>> BEGIN Dataset rows
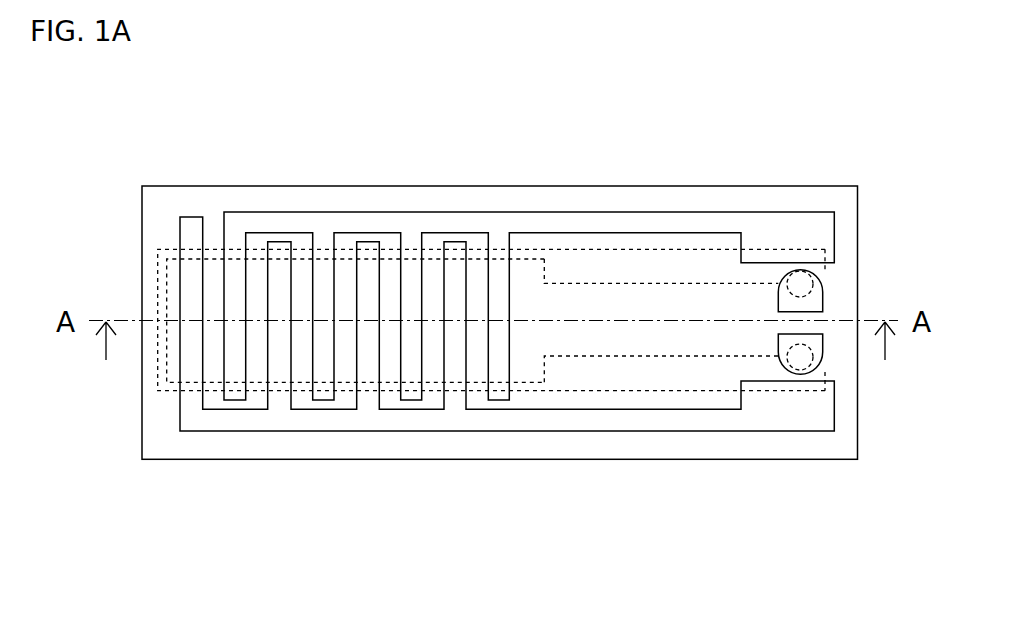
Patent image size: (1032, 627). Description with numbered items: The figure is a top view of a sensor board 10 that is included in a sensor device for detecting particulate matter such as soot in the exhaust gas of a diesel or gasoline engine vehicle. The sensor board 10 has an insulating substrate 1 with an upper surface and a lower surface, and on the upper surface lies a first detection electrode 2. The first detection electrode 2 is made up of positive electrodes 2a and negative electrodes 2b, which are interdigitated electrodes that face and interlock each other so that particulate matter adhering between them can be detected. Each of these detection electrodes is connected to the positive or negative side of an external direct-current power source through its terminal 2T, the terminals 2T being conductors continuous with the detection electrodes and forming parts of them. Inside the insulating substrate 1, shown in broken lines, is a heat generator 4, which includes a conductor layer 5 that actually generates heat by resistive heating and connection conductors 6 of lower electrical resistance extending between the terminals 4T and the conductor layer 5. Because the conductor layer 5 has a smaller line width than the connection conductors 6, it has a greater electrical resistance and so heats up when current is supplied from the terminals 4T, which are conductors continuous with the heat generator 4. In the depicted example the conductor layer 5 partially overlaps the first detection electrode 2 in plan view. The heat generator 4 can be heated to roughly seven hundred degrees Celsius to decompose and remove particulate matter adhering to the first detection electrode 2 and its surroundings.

The insulating substrate 1 is at (822, 197).
The first detection electrode 2 is at (507, 313).
The positive electrode 2a is at (497, 292).
The negative electrode 2b is at (278, 359).
The terminal 2T is at (797, 232).
The heat generator 4 is at (393, 562).
The terminal 4T is at (807, 300).
The conductor layer 5 is at (362, 385).
The connection conductor 6 is at (598, 381).
The sensor board 10 is at (211, 133).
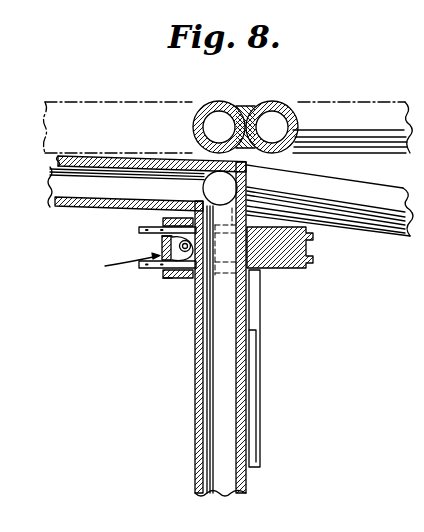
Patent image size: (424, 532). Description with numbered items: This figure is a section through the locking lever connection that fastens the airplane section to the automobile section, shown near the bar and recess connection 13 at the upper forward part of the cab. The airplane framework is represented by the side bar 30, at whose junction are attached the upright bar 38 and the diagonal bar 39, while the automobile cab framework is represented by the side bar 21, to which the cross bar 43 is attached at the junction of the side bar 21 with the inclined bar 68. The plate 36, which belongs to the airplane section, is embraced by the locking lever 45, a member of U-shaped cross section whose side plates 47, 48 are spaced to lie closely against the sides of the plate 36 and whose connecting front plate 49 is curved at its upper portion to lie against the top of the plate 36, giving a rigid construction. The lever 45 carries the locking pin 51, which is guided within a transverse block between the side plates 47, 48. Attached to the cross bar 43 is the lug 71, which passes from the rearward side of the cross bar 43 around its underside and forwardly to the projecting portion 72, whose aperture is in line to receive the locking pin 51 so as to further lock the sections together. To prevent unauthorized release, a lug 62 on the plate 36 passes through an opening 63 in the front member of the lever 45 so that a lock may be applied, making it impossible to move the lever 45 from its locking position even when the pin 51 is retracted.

The side bar 30 is at (120, 107).
The upright bar 38 is at (222, 103).
The diagonal bar 39 is at (278, 103).
The side bar 21 is at (118, 157).
The bar and recess connection 13 is at (185, 224).
The locking pin 51 is at (203, 188).
The side plate 47 is at (164, 222).
The lug 62 is at (141, 229).
The opening 63 is at (162, 236).
The front plate 49 is at (162, 247).
The locking lever 45 is at (123, 262).
The side plate 48 is at (178, 279).
The projecting portion 72 is at (188, 252).
The cross bar 43 is at (197, 353).
The lug 71 is at (265, 275).
The plate 36 is at (285, 269).
The inclined bar 68 is at (385, 238).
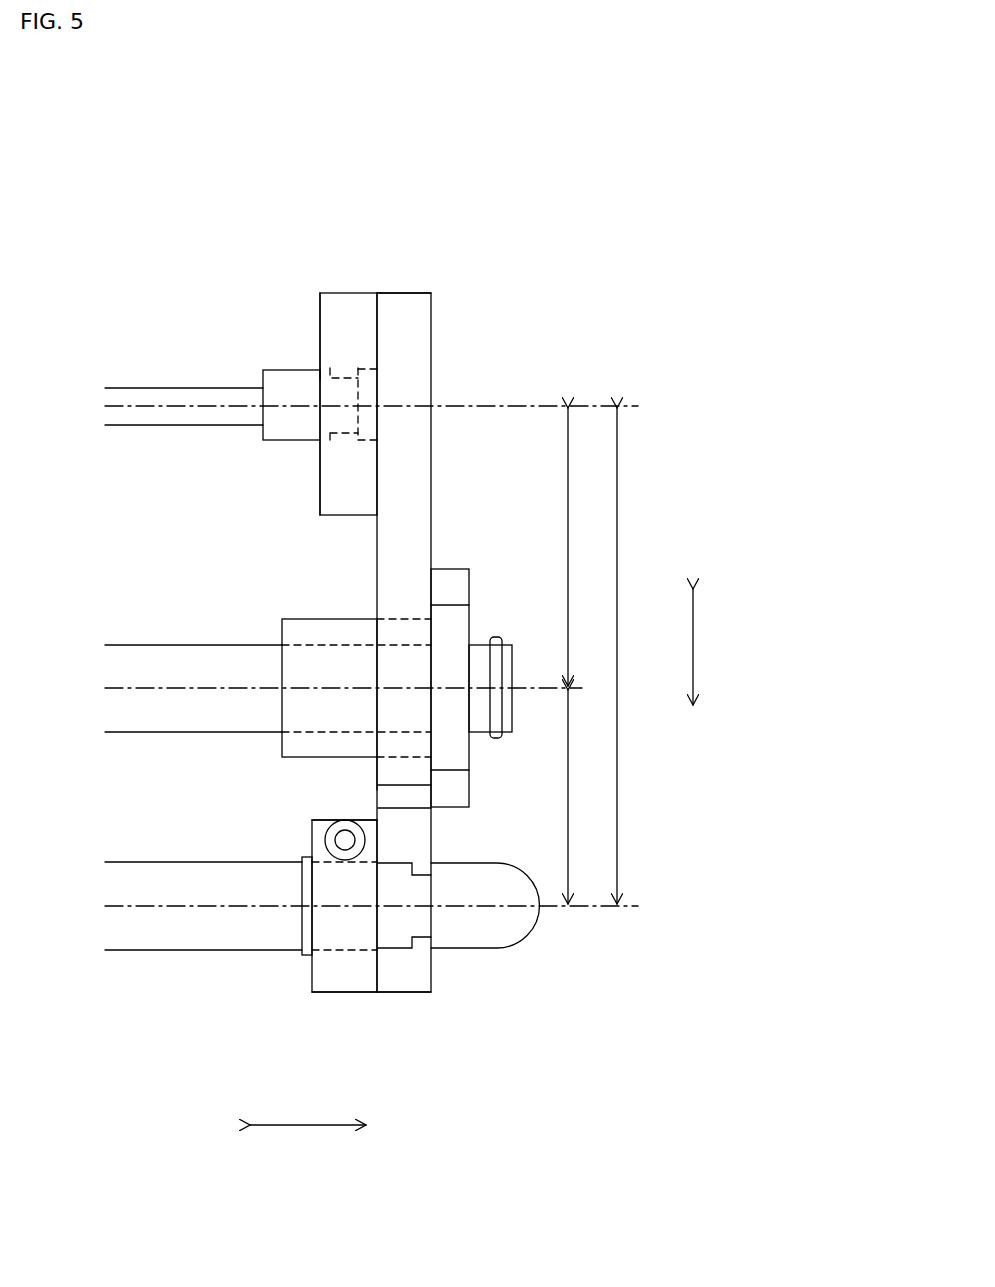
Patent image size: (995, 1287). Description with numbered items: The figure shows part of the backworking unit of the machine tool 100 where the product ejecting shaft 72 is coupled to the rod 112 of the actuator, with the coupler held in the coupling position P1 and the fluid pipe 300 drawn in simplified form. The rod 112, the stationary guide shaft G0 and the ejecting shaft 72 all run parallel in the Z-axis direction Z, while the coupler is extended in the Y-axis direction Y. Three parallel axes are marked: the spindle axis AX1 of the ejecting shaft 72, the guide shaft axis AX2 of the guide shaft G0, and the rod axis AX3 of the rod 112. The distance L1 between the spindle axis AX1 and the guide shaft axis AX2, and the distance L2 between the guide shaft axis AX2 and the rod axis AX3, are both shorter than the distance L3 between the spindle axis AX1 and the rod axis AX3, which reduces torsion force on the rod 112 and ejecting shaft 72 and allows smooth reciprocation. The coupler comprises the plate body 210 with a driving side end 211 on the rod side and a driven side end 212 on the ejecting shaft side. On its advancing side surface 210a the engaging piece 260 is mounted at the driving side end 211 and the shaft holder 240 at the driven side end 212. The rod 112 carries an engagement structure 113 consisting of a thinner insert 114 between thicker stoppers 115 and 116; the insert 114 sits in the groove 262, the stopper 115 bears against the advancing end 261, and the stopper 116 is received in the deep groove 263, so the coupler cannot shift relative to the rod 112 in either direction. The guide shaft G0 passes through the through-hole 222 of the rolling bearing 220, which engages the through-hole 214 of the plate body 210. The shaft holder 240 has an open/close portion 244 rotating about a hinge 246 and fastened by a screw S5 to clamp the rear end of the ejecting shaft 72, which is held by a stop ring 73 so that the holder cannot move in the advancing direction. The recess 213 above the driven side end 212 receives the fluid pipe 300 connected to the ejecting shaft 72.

The robot 100 is at (469, 289).
The rod 112 is at (152, 388).
The engagement structure 113 is at (319, 443).
The insert 114 is at (333, 437).
The stopper 115 is at (282, 442).
The stopper 116 is at (363, 441).
The plate body 210 is at (417, 291).
The advancing side surface 210a is at (377, 776).
The driving side end 211 is at (398, 292).
The driven side end 212 is at (405, 994).
The recess 213 is at (417, 972).
The through-hole 214 is at (372, 618).
The rolling bearing 220 is at (318, 619).
The through-hole 222 is at (281, 643).
The shaft holder 240 is at (320, 999).
The open/close portion 244 is at (320, 820).
The hinge 246 is at (340, 994).
The engaging piece 260 is at (350, 291).
The advancing end 261 is at (320, 296).
The groove 262 is at (321, 371).
The deep groove 263 is at (358, 368).
The fluid pipe 300 is at (521, 951).
The product ejecting shaft 72 is at (152, 862).
The stop ring 73 is at (303, 958).
The spindle axis AX1 is at (158, 912).
The guide shaft axis AX2 is at (158, 694).
The rod axis AX3 is at (160, 412).
The guide shaft G0 is at (152, 645).
The screw S5 is at (335, 840).
The coupling position P1 is at (375, 1017).
The distance L1 is at (582, 797).
The distance L2 is at (582, 547).
The distance L3 is at (635, 656).
The Y-axis direction Y is at (704, 647).
The Z-axis direction Z is at (308, 1139).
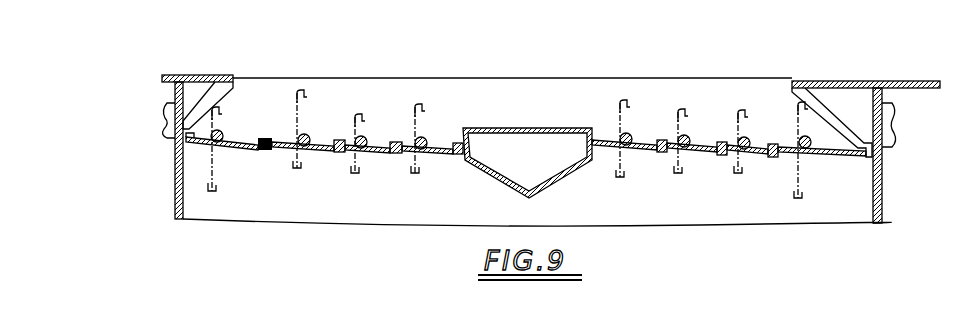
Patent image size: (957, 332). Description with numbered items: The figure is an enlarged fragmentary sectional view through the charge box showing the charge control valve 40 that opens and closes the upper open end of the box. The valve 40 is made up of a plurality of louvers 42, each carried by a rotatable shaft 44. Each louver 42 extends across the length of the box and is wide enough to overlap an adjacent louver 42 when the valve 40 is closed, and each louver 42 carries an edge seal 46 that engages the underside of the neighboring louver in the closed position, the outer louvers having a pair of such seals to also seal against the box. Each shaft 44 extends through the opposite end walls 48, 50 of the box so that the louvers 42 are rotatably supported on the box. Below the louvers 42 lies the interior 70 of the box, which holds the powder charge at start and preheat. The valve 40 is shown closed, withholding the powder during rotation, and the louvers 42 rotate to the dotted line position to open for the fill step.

The charge control valve 40 is at (441, 138).
The louver 42 is at (323, 150).
The rotatable shaft 44 is at (307, 134).
The edge seal 46 is at (264, 150).
The end wall 48 is at (175, 191).
The end wall 50 is at (883, 197).
The interior of box 70 is at (537, 171).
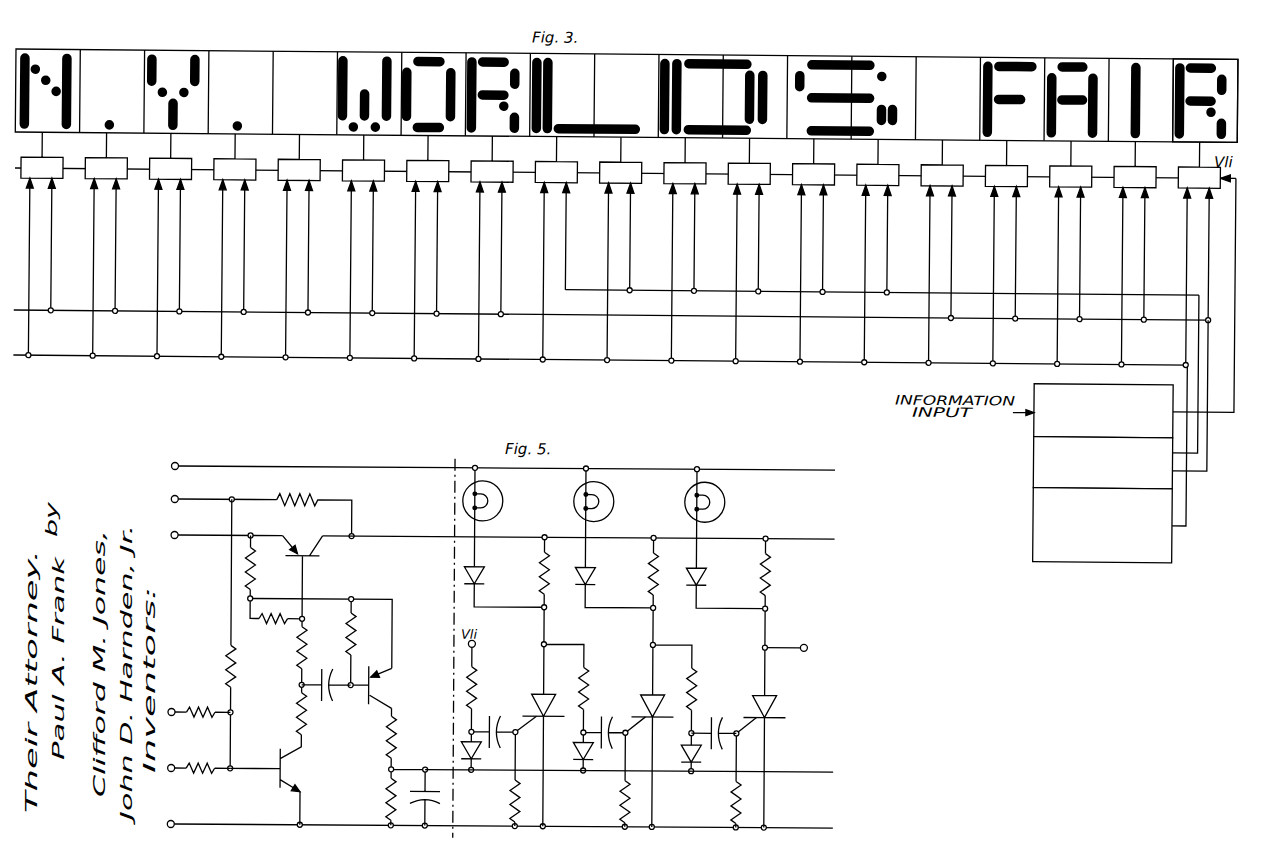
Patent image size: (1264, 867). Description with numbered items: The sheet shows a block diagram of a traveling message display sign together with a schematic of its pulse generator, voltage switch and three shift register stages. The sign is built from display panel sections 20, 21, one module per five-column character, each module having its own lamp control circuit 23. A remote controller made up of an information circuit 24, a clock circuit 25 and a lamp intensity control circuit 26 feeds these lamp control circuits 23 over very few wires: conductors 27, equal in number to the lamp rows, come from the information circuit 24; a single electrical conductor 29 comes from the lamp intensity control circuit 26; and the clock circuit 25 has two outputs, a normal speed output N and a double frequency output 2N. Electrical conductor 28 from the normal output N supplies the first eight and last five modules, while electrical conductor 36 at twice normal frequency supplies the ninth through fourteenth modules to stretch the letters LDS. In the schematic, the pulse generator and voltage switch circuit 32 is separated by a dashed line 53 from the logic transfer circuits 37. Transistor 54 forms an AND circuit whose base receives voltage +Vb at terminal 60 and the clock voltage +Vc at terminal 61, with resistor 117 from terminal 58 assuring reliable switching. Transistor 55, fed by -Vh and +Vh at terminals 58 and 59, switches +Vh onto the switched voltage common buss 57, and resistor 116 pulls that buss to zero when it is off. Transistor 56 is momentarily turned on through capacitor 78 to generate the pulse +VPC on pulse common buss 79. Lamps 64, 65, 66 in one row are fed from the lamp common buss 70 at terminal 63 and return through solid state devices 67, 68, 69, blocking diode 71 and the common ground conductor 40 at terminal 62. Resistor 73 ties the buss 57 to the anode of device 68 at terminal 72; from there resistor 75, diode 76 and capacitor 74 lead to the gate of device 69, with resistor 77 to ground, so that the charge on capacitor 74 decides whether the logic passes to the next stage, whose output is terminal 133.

In FIG. 3, the display panel section 20 is at (1154, 50).
In FIG. 3, the display panel section 21 is at (1211, 52).
In FIG. 3, the lamp control circuit 23 is at (59, 178).
In FIG. 3, the information circuit 24 is at (1037, 418).
In FIG. 3, the clock circuit 25 is at (1037, 458).
In FIG. 3, the lamp intensity control circuit 26 is at (1037, 505).
In FIG. 3, the conductors 27 is at (1238, 386).
In FIG. 3, the electrical conductor 28 is at (782, 311).
In FIG. 3, the electrical conductor 29 is at (72, 358).
In FIG. 3, the electrical conductor 36 is at (858, 284).
In FIG. 3, the double frequency clock output 2N is at (1181, 443).
In FIG. 3, the normal speed clock output N is at (1182, 464).
In FIG. 5, the pulse generator and voltage switch circuit 32 is at (355, 463).
In FIG. 5, the logic transfer circuits 37 is at (725, 452).
In FIG. 5, the common ground conductor 40 is at (219, 824).
In FIG. 5, the dashed line 53 is at (456, 460).
In FIG. 5, the transistor 54 is at (281, 753).
In FIG. 5, the transistor 55 is at (320, 553).
In FIG. 5, the transistor 56 is at (369, 703).
In FIG. 5, the switched voltage common buss 57 is at (392, 535).
In FIG. 5, the terminal 58 is at (171, 499).
In FIG. 5, the terminal 59 is at (177, 539).
In FIG. 5, the terminal 60 is at (193, 716).
In FIG. 5, the terminal 61 is at (196, 775).
In FIG. 5, the terminal 62 is at (169, 824).
In FIG. 5, the terminal 63 is at (171, 466).
In FIG. 5, the lamp 64 is at (504, 499).
In FIG. 5, the lamp 65 is at (615, 499).
In FIG. 5, the lamp 66 is at (726, 499).
In FIG. 5, the solid state controlled conducting device 67 is at (536, 693).
In FIG. 5, the solid state controlled conducting device 68 is at (647, 693).
In FIG. 5, the solid state controlled conducting device 69 is at (777, 703).
In FIG. 5, the lamp common buss 70 is at (799, 463).
In FIG. 5, the blocking diode 71 is at (596, 576).
In FIG. 5, the terminal 72 is at (652, 642).
In FIG. 5, the resistor 73 is at (659, 592).
In FIG. 5, the capacitor 74 is at (713, 716).
In FIG. 5, the resistor 75 is at (701, 670).
In FIG. 5, the diode 76 is at (686, 753).
In FIG. 5, the resistor 77 is at (731, 797).
In FIG. 5, the capacitor 78 is at (318, 702).
In FIG. 5, the pulse common buss 79 is at (787, 767).
In FIG. 5, the resistor 116 is at (309, 497).
In FIG. 5, the resistor 117 is at (227, 655).
In FIG. 5, the terminal 133 is at (808, 651).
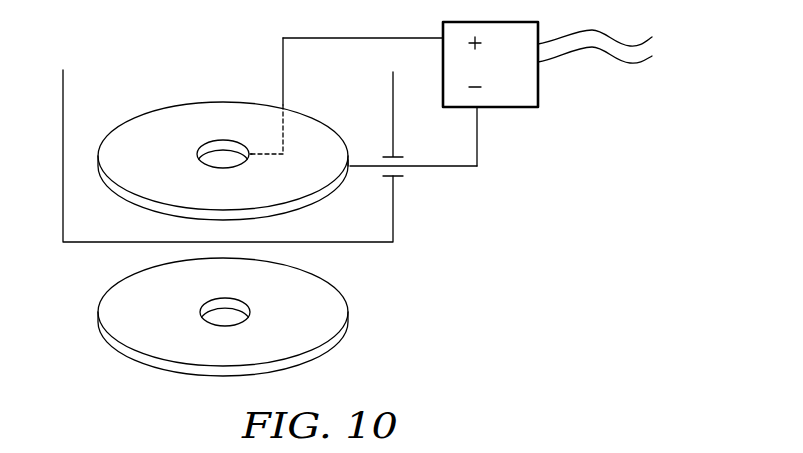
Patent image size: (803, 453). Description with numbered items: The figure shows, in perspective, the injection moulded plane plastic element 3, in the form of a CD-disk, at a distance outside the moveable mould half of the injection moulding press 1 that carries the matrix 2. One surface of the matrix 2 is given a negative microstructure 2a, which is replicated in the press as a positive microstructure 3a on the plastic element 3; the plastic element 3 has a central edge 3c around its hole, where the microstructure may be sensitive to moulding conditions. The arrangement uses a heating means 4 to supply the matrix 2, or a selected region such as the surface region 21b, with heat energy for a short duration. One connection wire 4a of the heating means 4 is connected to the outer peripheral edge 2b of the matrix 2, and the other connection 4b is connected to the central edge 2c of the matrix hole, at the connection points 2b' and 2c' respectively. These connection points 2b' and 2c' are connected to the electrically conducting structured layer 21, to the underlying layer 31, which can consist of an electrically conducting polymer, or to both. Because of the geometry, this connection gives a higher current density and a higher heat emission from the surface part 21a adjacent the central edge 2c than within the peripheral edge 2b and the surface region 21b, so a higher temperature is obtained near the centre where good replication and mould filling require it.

The injection moulding press 1 is at (425, 232).
The matrix 2 is at (283, 130).
The piezoelectric plate 21 is at (223, 124).
The surface part 21a is at (208, 135).
The surface region 21b is at (253, 201).
The negative microstructure 2a is at (328, 170).
The outer peripheral edge 2b is at (370, 152).
The connection point 2b' is at (350, 127).
The central edge 2c is at (169, 136).
The connection point 2c' is at (223, 101).
The plastic element 3 is at (246, 290).
The positive microstructure 3a is at (302, 306).
The central edge 3c is at (200, 312).
The layer 31 is at (137, 205).
The heating means 4 is at (523, 107).
The connection wire 4a is at (477, 143).
The connection 4b is at (402, 38).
>> END Dataset rows
Job: Rename "airplane section" to "aircraft section" in the rows starting at the line containing "Patent image size: (424, 532)." and ending at the line containing "The inclined bar 68 is at (385, 238).". Give back only those lines, with everything else left unchanged.

Exercise response:
Patent image size: (424, 532). Description with numbered items: This figure is a section through the locking lever connection that fastens the aircraft section to the automobile section, shown near the bar and recess connection 13 at the upper forward part of the cab. The airplane framework is represented by the side bar 30, at whose junction are attached the upright bar 38 and the diagonal bar 39, while the automobile cab framework is represented by the side bar 21, to which the cross bar 43 is attached at the junction of the side bar 21 with the inclined bar 68. The plate 36, which belongs to the aircraft section, is embraced by the locking lever 45, a member of U-shaped cross section whose side plates 47, 48 are spaced to lie closely against the sides of the plate 36 and whose connecting front plate 49 is curved at its upper portion to lie against the top of the plate 36, giving a rigid construction. The lever 45 carries the locking pin 51, which is guided within a transverse block between the side plates 47, 48. Attached to the cross bar 43 is the lug 71, which passes from the rearward side of the cross bar 43 around its underside and forwardly to the projecting portion 72, whose aperture is in line to receive the locking pin 51 so as to further lock the sections together. To prevent unauthorized release, a lug 62 on the plate 36 passes through an opening 63 in the front member of the lever 45 so that a lock may be applied, making it impossible to move the lever 45 from its locking position even when the pin 51 is retracted.

The side bar 30 is at (120, 107).
The upright bar 38 is at (222, 103).
The diagonal bar 39 is at (278, 103).
The side bar 21 is at (118, 157).
The bar and recess connection 13 is at (185, 224).
The locking pin 51 is at (203, 188).
The side plate 47 is at (164, 222).
The lug 62 is at (141, 229).
The opening 63 is at (162, 236).
The front plate 49 is at (162, 247).
The locking lever 45 is at (123, 262).
The side plate 48 is at (178, 279).
The projecting portion 72 is at (188, 252).
The cross bar 43 is at (197, 353).
The lug 71 is at (265, 275).
The plate 36 is at (285, 269).
The inclined bar 68 is at (385, 238).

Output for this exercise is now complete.